*What this task involves*
Send each entry back exactly as given, pictures excluded.

*Materials provided*
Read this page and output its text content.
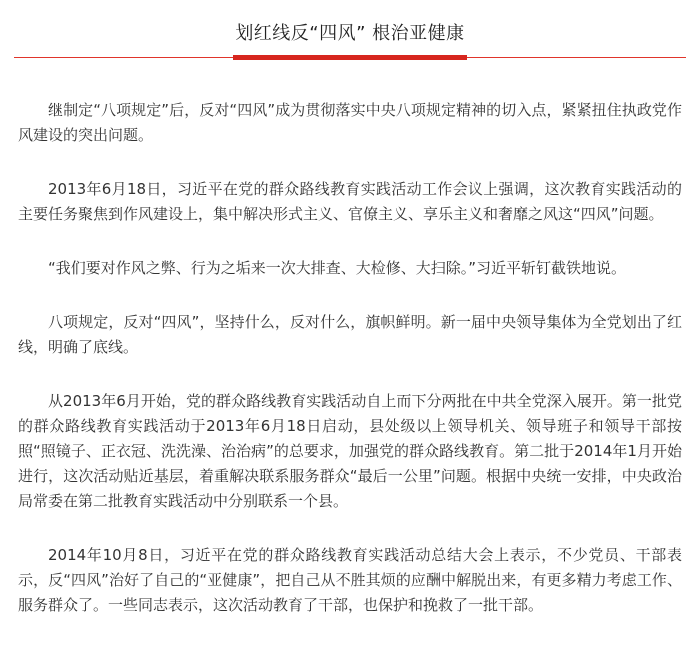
划红线反“四风” 根治亚健康

继制定“八项规定”后，反对“四风”成为贯彻落实中央八项规定精神的切入点，紧紧扭住执政党作风建设的突出问题。

2013年6月18日，习近平在党的群众路线教育实践活动工作会议上强调，这次教育实践活动的主要任务聚焦到作风建设上，集中解决形式主义、官僚主义、享乐主义和奢靡之风这“四风”问题。

“我们要对作风之弊、行为之垢来一次大排查、大检修、大扫除。”习近平斩钉截铁地说。

八项规定，反对“四风”，坚持什么，反对什么，旗帜鲜明。新一届中央领导集体为全党划出了红线，明确了底线。

从2013年6月开始，党的群众路线教育实践活动自上而下分两批在中共全党深入展开。第一批党的群众路线教育实践活动于2013年6月18日启动，县处级以上领导机关、领导班子和领导干部按照“照镜子、正衣冠、洗洗澡、治治病”的总要求，加强党的群众路线教育。第二批于2014年1月开始进行，这次活动贴近基层，着重解决联系服务群众“最后一公里”问题。根据中央统一安排，中央政治局常委在第二批教育实践活动中分别联系一个县。

2014年10月8日，习近平在党的群众路线教育实践活动总结大会上表示，不少党员、干部表示，反“四风”治好了自己的“亚健康”，把自己从不胜其烦的应酬中解脱出来，有更多精力考虑工作、服务群众了。一些同志表示，这次活动教育了干部，也保护和挽救了一批干部。
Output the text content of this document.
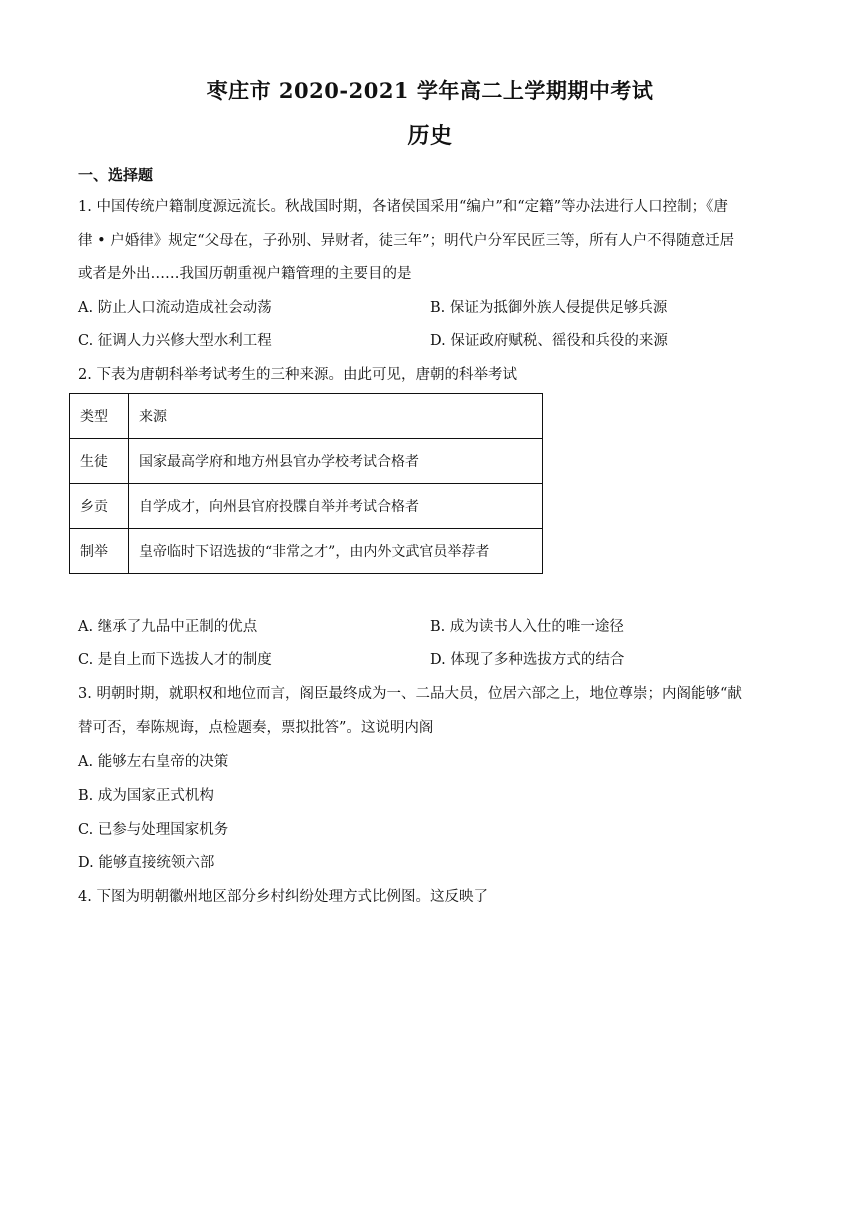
枣庄市 2020-2021 学年高二上学期期中考试
历史
一、选择题
1. 中国传统户籍制度源远流长。秋战国时期，各诸侯国采用“编户”和“定籍”等办法进行人口控制；《唐
律 • 户婚律》规定“父母在，子孙别、异财者，徒三年”；明代户分军民匠三等，所有人户不得随意迁居
或者是外出……我国历朝重视户籍管理的主要目的是
A. 防止人口流动造成社会动荡	B. 保证为抵御外族人侵提供足够兵源
C. 征调人力兴修大型水利工程	D. 保证政府赋税、徭役和兵役的来源
2. 下表为唐朝科举考试考生的三种来源。由此可见，唐朝的科举考试
类型	来源
生徒	国家最高学府和地方州县官办学校考试合格者
乡贡	自学成才，向州县官府投牒自举并考试合格者
制举	皇帝临时下诏选拔的“非常之才”，由内外文武官员举荐者
A. 继承了九品中正制的优点	B. 成为读书人入仕的唯一途径
C. 是自上而下选拔人才的制度	D. 体现了多种选拔方式的结合
3. 明朝时期，就职权和地位而言，阁臣最终成为一、二品大员，位居六部之上，地位尊崇；内阁能够“献
替可否，奉陈规诲，点检题奏，票拟批答”。这说明内阁
A. 能够左右皇帝的决策
B. 成为国家正式机构
C. 已参与处理国家机务
D. 能够直接统领六部
4. 下图为明朝徽州地区部分乡村纠纷处理方式比例图。这反映了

*Completed task*
Read this page and output its text content.
划红线反“四风” 根治亚健康

继制定“八项规定”后，反对“四风”成为贯彻落实中央八项规定精神的切入点，紧紧扭住执政党作风建设的突出问题。

2013年6月18日，习近平在党的群众路线教育实践活动工作会议上强调，这次教育实践活动的主要任务聚焦到作风建设上，集中解决形式主义、官僚主义、享乐主义和奢靡之风这“四风”问题。

“我们要对作风之弊、行为之垢来一次大排查、大检修、大扫除。”习近平斩钉截铁地说。

八项规定，反对“四风”，坚持什么，反对什么，旗帜鲜明。新一届中央领导集体为全党划出了红线，明确了底线。

从2013年6月开始，党的群众路线教育实践活动自上而下分两批在中共全党深入展开。第一批党的群众路线教育实践活动于2013年6月18日启动，县处级以上领导机关、领导班子和领导干部按照“照镜子、正衣冠、洗洗澡、治治病”的总要求，加强党的群众路线教育。第二批于2014年1月开始进行，这次活动贴近基层，着重解决联系服务群众“最后一公里”问题。根据中央统一安排，中央政治局常委在第二批教育实践活动中分别联系一个县。

2014年10月8日，习近平在党的群众路线教育实践活动总结大会上表示，不少党员、干部表示，反“四风”治好了自己的“亚健康”，把自己从不胜其烦的应酬中解脱出来，有更多精力考虑工作、服务群众了。一些同志表示，这次活动教育了干部，也保护和挽救了一批干部。
Output the text content of this document.
枣庄市 2020-2021 学年高二上学期期中考试
历史
一、选择题
1. 中国传统户籍制度源远流长。秋战国时期，各诸侯国采用“编户”和“定籍”等办法进行人口控制；《唐
律 • 户婚律》规定“父母在，子孙别、异财者，徒三年”；明代户分军民匠三等，所有人户不得随意迁居
或者是外出……我国历朝重视户籍管理的主要目的是
A. 防止人口流动造成社会动荡	B. 保证为抵御外族人侵提供足够兵源
C. 征调人力兴修大型水利工程	D. 保证政府赋税、徭役和兵役的来源
2. 下表为唐朝科举考试考生的三种来源。由此可见，唐朝的科举考试
类型	来源
生徒	国家最高学府和地方州县官办学校考试合格者
乡贡	自学成才，向州县官府投牒自举并考试合格者
制举	皇帝临时下诏选拔的“非常之才”，由内外文武官员举荐者
A. 继承了九品中正制的优点	B. 成为读书人入仕的唯一途径
C. 是自上而下选拔人才的制度	D. 体现了多种选拔方式的结合
3. 明朝时期，就职权和地位而言，阁臣最终成为一、二品大员，位居六部之上，地位尊崇；内阁能够“献
替可否，奉陈规诲，点检题奏，票拟批答”。这说明内阁
A. 能够左右皇帝的决策
B. 成为国家正式机构
C. 已参与处理国家机务
D. 能够直接统领六部
4. 下图为明朝徽州地区部分乡村纠纷处理方式比例图。这反映了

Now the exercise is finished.